TRY IT :: Every line below that contains "hours" is to be copied.

Stored data entries ::
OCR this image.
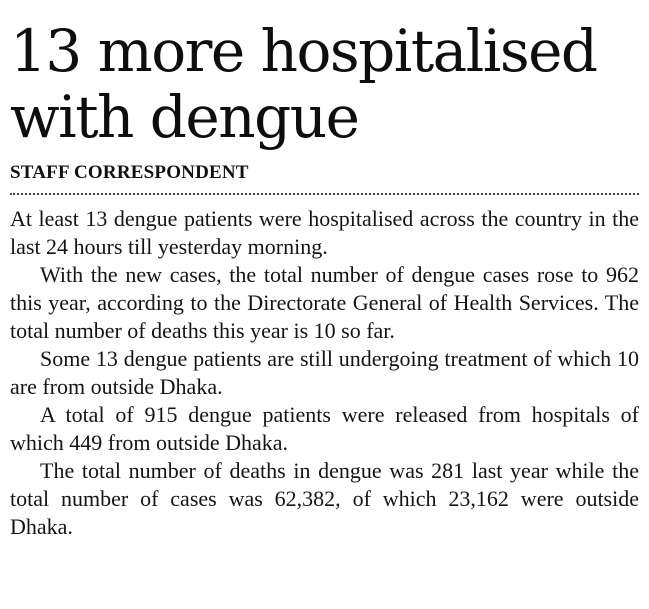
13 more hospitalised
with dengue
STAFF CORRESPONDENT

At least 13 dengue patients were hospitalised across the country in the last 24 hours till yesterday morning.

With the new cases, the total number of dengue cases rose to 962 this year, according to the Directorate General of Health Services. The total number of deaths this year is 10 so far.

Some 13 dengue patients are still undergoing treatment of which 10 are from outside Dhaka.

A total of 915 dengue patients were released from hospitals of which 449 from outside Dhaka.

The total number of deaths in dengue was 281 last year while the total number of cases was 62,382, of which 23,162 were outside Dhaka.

...

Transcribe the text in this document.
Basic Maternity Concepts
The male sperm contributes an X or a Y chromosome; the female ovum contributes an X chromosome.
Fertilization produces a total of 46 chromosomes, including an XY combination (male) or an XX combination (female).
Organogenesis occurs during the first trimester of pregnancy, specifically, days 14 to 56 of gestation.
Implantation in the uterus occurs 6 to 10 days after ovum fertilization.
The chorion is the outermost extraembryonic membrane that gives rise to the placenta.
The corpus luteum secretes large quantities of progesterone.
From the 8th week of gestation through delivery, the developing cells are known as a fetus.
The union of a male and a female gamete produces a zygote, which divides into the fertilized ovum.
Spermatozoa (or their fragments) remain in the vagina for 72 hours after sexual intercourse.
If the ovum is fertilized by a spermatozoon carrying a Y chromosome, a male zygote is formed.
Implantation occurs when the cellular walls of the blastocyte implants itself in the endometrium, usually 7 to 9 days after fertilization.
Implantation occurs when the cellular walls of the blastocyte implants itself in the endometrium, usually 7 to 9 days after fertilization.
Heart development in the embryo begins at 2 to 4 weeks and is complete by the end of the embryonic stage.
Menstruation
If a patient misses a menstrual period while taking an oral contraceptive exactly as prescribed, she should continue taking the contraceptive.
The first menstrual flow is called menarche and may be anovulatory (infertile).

==

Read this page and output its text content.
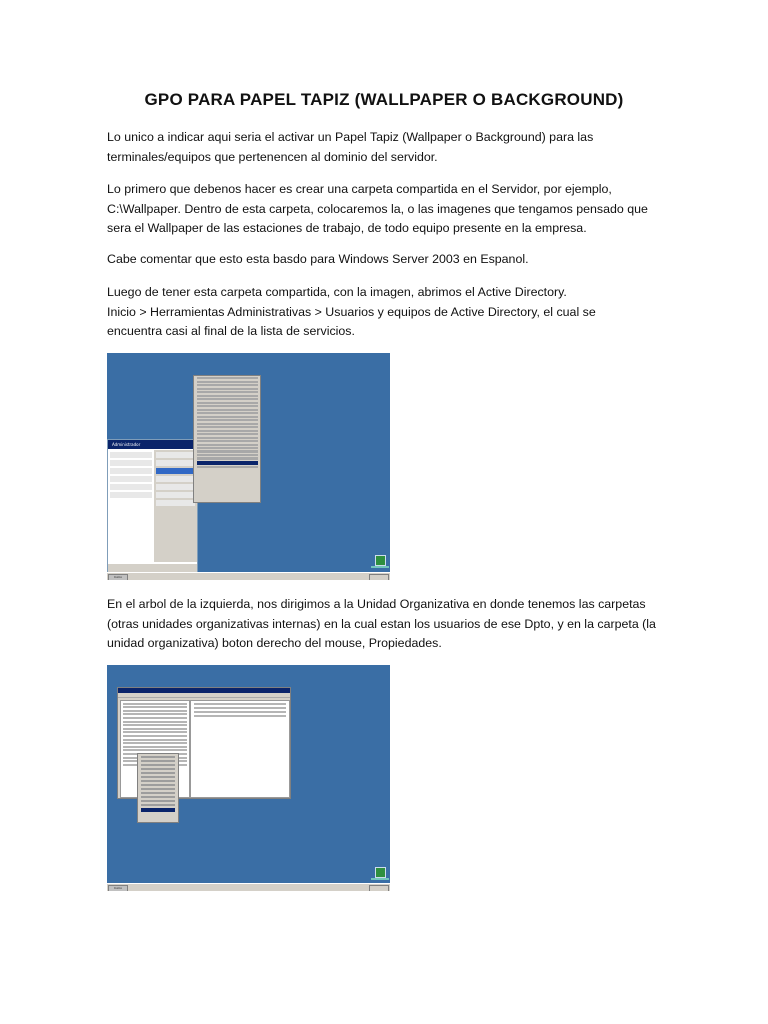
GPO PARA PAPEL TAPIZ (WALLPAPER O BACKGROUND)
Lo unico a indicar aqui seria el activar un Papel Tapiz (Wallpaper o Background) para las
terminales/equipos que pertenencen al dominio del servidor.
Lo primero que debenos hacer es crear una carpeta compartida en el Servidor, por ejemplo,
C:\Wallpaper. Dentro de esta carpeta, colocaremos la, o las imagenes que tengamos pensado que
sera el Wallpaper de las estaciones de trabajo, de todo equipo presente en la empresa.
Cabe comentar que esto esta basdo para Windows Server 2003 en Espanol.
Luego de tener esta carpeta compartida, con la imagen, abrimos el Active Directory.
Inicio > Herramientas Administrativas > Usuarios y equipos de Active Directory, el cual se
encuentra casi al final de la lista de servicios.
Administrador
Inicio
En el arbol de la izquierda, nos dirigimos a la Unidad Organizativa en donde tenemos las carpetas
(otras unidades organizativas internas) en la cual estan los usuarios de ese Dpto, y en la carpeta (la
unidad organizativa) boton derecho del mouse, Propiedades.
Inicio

EXERCISE SOLUTION ::
At least 13 dengue patients were hospitalised across the country in the last 24 hours till yesterday morning.
Spermatozoa (or their fragments) remain in the vagina for 72 hours after sexual intercourse.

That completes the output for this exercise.